[[ Text passage, beginning ]]
We first investigated the effect of VHL silencing on HUVEC viability using CCK8 assays by comparing viability of control and silencing cells over 3 consecutive days. The growth curve indicated that the cell proliferation was significantly faster in HUVEC (transfected with VHL shRNA) compared to those transfected with shRNA-Control (P < 0.05). We observed an increased viability in cells with VHL silencing relative to control cells (Fig. 2A).
The effect of VHL gene knockdown on proliferation and apoptosis of HUVEC cells in vitro. Knockdown of VHL gene expression significantly promoted proliferation (A) and decreased apoptosis (B) of HUVEC cells in vitro. An increase in the percentage of cells in S or G2/M phase in sh-VHL groups was observed compared to the control group (P < 0.05) (C). Western blots results showed knockdown of VHL up-regulated Twist1 expression in HUVEC cells (D). All these data were representative of three independent experiments. Statistical analysis was performed using unpaired Student’s t test, * represent P < 0.05. The original figure of western blotting was shown in Supplementary Figure S2.
Given that VHL repression increased cell viability, we next investigated whether this effect could be mediated through apoptosis and cell cycle control. We observed a decreased of apoptotic rates in HUVEC with VHL inactivation relative to control (P < 0.05) (Fig. 2B). This effect on apoptosis was consistent with an increase in the percentage of cells in S or G2/M phase in silencing versus control cells (Fig. 2C). Collectively, these results suggested that the modified cells by VHL inhibition elevated the cell viability by means of increasing cell proliferation and decreasing cell apoptosis, especially in accelerating S or G2/M phase within the cells cycles.
[[ Text passage, end ]]
Instructions>
1. In the passage on VHL silencing in HUVEC cells, which assay was used to compare the viability of control and silencing cells?
2. Extend the passage on VHL silencing in HUVEC cells past its final sentence.
[[ Dataset records, beginning ]]
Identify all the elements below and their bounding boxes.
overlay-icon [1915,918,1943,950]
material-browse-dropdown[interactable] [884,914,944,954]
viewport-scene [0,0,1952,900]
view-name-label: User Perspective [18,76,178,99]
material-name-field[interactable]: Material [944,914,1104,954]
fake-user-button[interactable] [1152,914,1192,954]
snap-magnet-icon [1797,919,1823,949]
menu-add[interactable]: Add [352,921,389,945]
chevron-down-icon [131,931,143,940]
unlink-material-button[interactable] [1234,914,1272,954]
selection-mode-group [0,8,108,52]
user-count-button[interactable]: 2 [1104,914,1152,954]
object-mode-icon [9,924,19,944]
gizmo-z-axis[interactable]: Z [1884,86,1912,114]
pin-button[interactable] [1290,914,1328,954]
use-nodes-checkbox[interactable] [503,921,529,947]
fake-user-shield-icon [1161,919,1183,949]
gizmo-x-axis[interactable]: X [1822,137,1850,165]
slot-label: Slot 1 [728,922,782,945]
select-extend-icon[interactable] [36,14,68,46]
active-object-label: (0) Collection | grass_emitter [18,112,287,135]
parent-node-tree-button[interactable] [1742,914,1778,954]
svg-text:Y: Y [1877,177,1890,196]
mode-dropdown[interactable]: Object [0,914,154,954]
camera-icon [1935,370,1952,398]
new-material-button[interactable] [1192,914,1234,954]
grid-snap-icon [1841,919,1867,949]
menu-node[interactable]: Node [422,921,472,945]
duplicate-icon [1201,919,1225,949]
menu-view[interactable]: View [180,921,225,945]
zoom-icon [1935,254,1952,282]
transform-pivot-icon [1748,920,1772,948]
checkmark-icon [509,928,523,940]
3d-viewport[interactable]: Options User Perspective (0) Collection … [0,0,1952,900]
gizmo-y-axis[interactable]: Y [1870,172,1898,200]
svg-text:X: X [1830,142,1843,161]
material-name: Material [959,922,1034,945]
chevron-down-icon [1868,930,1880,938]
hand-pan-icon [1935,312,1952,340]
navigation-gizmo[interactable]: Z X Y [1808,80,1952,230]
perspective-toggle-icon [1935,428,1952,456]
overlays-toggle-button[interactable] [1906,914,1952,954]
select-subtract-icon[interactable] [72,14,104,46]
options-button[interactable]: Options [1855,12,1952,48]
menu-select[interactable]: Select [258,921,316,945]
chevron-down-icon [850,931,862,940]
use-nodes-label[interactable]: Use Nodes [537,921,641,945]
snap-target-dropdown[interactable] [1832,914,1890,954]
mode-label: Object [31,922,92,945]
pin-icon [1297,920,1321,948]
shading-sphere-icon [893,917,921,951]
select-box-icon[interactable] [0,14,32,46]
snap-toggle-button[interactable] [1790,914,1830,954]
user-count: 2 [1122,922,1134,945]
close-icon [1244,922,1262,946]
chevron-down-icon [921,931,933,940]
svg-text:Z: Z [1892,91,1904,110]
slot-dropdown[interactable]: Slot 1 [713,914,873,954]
[[ Dataset records, end ]]
Answers to each task>
1. CCK8 assays

2.
VHL Silencing Promoted Angiogenesis in Matrigel-based Capillary Formation Assay and Spheroid Sprouting Assay
To further investigate the potential role of VHL silencing in angiogenesis, we examined the effect of VHL shRNA on vascular endothelial tube formation and spheroid sprouting ability in vitro. In the matrigel-based capillary formation assay, we observed evident capillary structures as early as 3 hours after plating cells onto matrigel in HUVEC with VHL shRNAs. At the same time, the control cells did not form tube structures (Fig. 3A and B). In addition, we use the same method to establish two consequences (shVHL1 and 2) on human brain microvessel endothelial cell (HBMEC), VHL downregulation also increased the ability to form tube-like structures in HBMEC with VHL shRNAs. (Supplementary Figure S4)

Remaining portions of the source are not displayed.